I live in Wales, and from my standpoint in this small country the U.S. seems pretty distant. So it is natural when considering investments to first look at the London market. Companies such as Tesco, BP and Vodafone would be popular investment choices. Solid companies, for sure, but hardly names to get the pulse racing.
For the investor prepared to take a look across the pond, fast-growing tech companies like Facebook Inc (NASDAQ:FB), Apple Inc. (NASDAQ:AAPL), Tesla Motors Inc (NASDAQ:TSLA), LinkedIn Corp (NYSE:LNKD) and Amazon.com, Inc. (NASDAQ:AMZN) offer much more exciting prospects. But investing outside of your home currency carries the additional cost of conversion and an ongoing risk that future exchange rate movements will be unfavorable.
Are the potential rewards sufficiently attractive enough to outweigh the disadvantage of exchange anxiety? In my view, yes. Exchange rates may move either way, but in a global economy some regions may outpace others. In recent years the U.S. economy has outperformed the British economy, and investors nervous of exchange risks may miss out on higher absolute returns. As it happens, investors who bought in the U.S. market last year will have seen their returns boosted this year by the falling pound.
More importantly, experience shows that the best returns come from investing in ‘top dog’ disruptive companies with visionary CEOs. Finding companies like this is hard work in the UK, but in the innovative hotbed of the U.S. west coast they keep popping up like bluebells in the spring. In my view, if you find a company that is truly great, the decision to invest is automatic. Any residual concern about currency issues is nothing more than an irritation
Let’s take a closer look at some of the contenders.
Amazon is the world leader in e-commerce. Visionary leader Jeff Bezos is concentrating on building a highly-efficient, customer-centered, streamlined operation. Amazon has evolved from a bookseller to being the automatic choice for most online purchases. And it doesn’t stop there–Amazon.com, Inc. (NASDAQ:AMZN) now targets businesses as well as consumers, and Amazon Web Services opens up a fast expanding market with much higher margins than those available in online retailing.

## ASSIGNMENT
Please rewrite the passage on investing in U.S. tech companies from "I live in Wales, and" to "will be unfavorable.", putting "Ireland" in place of "Wales".

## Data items

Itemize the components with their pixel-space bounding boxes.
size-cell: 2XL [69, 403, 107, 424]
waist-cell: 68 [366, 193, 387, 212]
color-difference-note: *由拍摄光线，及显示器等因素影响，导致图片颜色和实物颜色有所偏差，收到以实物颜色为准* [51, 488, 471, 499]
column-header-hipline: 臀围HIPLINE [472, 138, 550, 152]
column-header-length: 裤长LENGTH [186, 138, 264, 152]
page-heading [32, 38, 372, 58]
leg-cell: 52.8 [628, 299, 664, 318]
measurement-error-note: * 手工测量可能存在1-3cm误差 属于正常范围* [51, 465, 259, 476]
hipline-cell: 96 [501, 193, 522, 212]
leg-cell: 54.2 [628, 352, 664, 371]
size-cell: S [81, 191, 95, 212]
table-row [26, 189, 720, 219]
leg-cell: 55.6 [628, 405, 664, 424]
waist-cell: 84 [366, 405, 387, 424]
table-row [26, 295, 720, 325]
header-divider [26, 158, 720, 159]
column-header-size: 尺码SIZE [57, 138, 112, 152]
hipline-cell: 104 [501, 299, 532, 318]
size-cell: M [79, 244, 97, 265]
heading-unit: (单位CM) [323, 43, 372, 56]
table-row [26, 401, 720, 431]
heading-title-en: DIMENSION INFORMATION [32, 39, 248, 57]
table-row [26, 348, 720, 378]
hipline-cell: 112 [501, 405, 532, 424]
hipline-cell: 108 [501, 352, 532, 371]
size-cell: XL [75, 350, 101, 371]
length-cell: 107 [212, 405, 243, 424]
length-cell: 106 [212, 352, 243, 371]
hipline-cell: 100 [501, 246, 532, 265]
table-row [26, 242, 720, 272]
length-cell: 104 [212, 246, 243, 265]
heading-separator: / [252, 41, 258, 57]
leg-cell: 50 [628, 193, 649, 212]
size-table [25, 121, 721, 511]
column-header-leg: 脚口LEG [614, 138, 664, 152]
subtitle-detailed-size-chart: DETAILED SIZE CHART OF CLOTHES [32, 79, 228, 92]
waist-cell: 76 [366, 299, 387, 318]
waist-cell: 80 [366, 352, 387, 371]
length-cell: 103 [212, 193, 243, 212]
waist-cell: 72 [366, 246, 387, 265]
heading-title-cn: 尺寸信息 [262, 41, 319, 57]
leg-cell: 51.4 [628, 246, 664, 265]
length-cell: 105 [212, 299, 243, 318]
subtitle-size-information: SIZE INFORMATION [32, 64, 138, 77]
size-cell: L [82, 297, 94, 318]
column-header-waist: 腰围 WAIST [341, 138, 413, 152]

## RESULT FOR THIS TASK
I live in Ireland, and from my standpoint in this small country the U.S. seems pretty distant. So it is natural when considering investments to first look at the London market. Companies such as Tesco, BP and Vodafone would be popular investment choices. Solid companies, for sure, but hardly names to get the pulse racing.
For the investor prepared to take a look across the pond, fast-growing tech companies like Facebook Inc (NASDAQ:FB), Apple Inc. (NASDAQ:AAPL), Tesla Motors Inc (NASDAQ:TSLA), LinkedIn Corp (NYSE:LNKD) and Amazon.com, Inc. (NASDAQ:AMZN) offer much more exciting prospects. But investing outside of your home currency carries the additional cost of conversion and an ongoing risk that future exchange rate movements will be unfavorable.